Leaving the pictures aside, transcribe every line below exactly.

Data in this exercise |
++++++++++
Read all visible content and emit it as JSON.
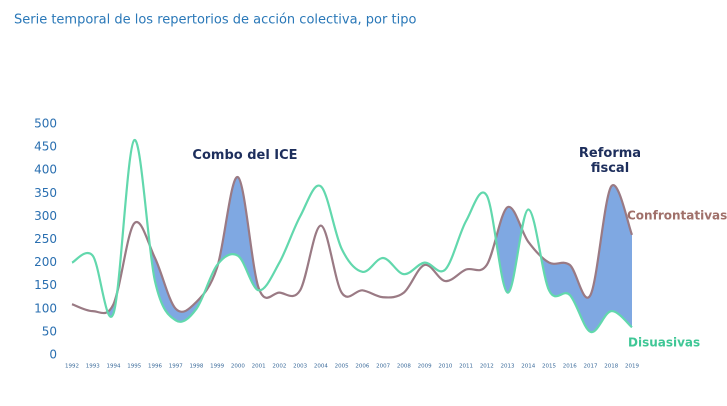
{
  "chart_data": {
    "type": "line",
    "title": "Serie temporal de los repertorios de acción colectiva, por tipo",
    "categories": [
      "1992",
      "1993",
      "1994",
      "1995",
      "1996",
      "1997",
      "1998",
      "1999",
      "2000",
      "2001",
      "2002",
      "2003",
      "2004",
      "2005",
      "2006",
      "2007",
      "2008",
      "2009",
      "2010",
      "2011",
      "2012",
      "2013",
      "2014",
      "2015",
      "2016",
      "2017",
      "2018",
      "2019"
    ],
    "series": [
      {
        "name": "Confrontativas",
        "color": "#9a7a84",
        "label_color": "#a0706a",
        "values": [
          110,
          95,
          110,
          285,
          210,
          100,
          115,
          190,
          385,
          145,
          135,
          140,
          280,
          135,
          140,
          125,
          135,
          195,
          160,
          185,
          195,
          320,
          245,
          200,
          195,
          130,
          365,
          260
        ]
      },
      {
        "name": "Disuasivas",
        "color": "#62d8ad",
        "label_color": "#3fc796",
        "values": [
          200,
          215,
          90,
          465,
          160,
          75,
          100,
          195,
          215,
          140,
          200,
          300,
          365,
          230,
          180,
          210,
          175,
          200,
          185,
          290,
          345,
          135,
          315,
          140,
          130,
          50,
          95,
          60
        ]
      }
    ],
    "fill_between_color": "#7fa8e2",
    "annotations": [
      "Combo del ICE",
      "Reforma fiscal"
    ],
    "ylim": [
      0,
      500
    ],
    "yticks": [
      0,
      50,
      100,
      150,
      200,
      250,
      300,
      350,
      400,
      450,
      500
    ],
    "grid": false
  }
}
++++++++++
Expected answer |
Read all visible content and emit it as JSON.
{
  "chart_data": {
    "type": "line",
    "title": "Serie temporal de los repertorios de acción colectiva, por tipo",
    "categories": [
      "1992",
      "1993",
      "1994",
      "1995",
      "1996",
      "1997",
      "1998",
      "1999",
      "2000",
      "2001",
      "2002",
      "2003",
      "2004",
      "2005",
      "2006",
      "2007",
      "2008",
      "2009",
      "2010",
      "2011",
      "2012",
      "2013",
      "2014",
      "2015",
      "2016",
      "2017",
      "2018",
      "2019"
    ],
    "series": [
      {
        "name": "Confrontativas",
        "color": "#9a7a84",
        "label_color": "#a0706a",
        "values": [
          110,
          95,
          110,
          285,
          210,
          100,
          115,
          190,
          385,
          145,
          135,
          140,
          280,
          135,
          140,
          125,
          135,
          195,
          160,
          185,
          195,
          320,
          245,
          200,
          195,
          130,
          365,
          260
        ]
      },
      {
        "name": "Disuasivas",
        "color": "#62d8ad",
        "label_color": "#3fc796",
        "values": [
          200,
          215,
          90,
          465,
          160,
          75,
          100,
          195,
          215,
          140,
          200,
          300,
          365,
          230,
          180,
          210,
          175,
          200,
          185,
          290,
          345,
          135,
          315,
          140,
          130,
          50,
          95,
          60
        ]
      }
    ],
    "fill_between_color": "#7fa8e2",
    "annotations": [
      "Combo del ICE",
      "Reforma fiscal"
    ],
    "ylim": [
      0,
      500
    ],
    "yticks": [
      0,
      50,
      100,
      150,
      200,
      250,
      300,
      350,
      400,
      450,
      500
    ],
    "grid": false
  }
}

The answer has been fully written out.